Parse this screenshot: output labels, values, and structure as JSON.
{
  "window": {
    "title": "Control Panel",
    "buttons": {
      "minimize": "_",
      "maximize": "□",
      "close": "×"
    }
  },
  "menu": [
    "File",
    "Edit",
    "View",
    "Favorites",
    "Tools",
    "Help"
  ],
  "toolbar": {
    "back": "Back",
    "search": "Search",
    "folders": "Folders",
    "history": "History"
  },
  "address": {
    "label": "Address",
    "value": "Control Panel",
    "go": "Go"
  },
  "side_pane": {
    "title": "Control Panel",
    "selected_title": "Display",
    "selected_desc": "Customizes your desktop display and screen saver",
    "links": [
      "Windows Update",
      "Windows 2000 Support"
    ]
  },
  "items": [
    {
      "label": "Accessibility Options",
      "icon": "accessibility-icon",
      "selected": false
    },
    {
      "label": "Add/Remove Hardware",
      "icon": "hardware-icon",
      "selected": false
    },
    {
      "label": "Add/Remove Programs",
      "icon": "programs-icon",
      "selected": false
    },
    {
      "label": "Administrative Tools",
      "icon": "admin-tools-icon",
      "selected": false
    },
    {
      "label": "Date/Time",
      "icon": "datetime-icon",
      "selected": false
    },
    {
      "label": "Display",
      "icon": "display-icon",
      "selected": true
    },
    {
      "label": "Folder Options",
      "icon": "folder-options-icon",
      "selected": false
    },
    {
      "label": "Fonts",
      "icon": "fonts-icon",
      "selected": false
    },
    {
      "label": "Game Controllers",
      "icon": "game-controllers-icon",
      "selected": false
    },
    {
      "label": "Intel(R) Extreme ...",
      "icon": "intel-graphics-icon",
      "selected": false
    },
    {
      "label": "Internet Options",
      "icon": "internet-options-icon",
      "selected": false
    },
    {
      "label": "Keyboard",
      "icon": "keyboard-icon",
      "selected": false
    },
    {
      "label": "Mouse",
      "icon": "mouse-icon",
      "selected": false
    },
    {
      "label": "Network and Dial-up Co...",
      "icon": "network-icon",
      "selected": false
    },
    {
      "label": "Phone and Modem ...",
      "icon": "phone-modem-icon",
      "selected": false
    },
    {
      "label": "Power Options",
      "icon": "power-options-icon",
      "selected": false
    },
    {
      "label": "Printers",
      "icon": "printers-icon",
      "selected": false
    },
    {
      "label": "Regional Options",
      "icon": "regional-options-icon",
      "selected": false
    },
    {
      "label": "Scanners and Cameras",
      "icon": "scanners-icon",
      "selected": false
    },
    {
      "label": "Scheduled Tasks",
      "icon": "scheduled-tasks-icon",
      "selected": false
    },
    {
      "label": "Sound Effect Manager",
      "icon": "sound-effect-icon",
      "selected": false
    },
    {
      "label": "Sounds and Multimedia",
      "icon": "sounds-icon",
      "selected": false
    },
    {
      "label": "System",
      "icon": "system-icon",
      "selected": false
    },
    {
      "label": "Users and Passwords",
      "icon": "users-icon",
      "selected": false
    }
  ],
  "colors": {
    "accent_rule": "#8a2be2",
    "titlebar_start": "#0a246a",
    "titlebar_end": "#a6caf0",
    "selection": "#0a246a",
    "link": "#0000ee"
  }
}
****************************************
▶ [EXERCISE INSTRUCTIONS] Find all lines with "Remove" in them and copy each one.

▶ [OUTPUT FOR THIS EXERCISE]
      "label": "Add/Remove Hardware",
      "label": "Add/Remove Programs",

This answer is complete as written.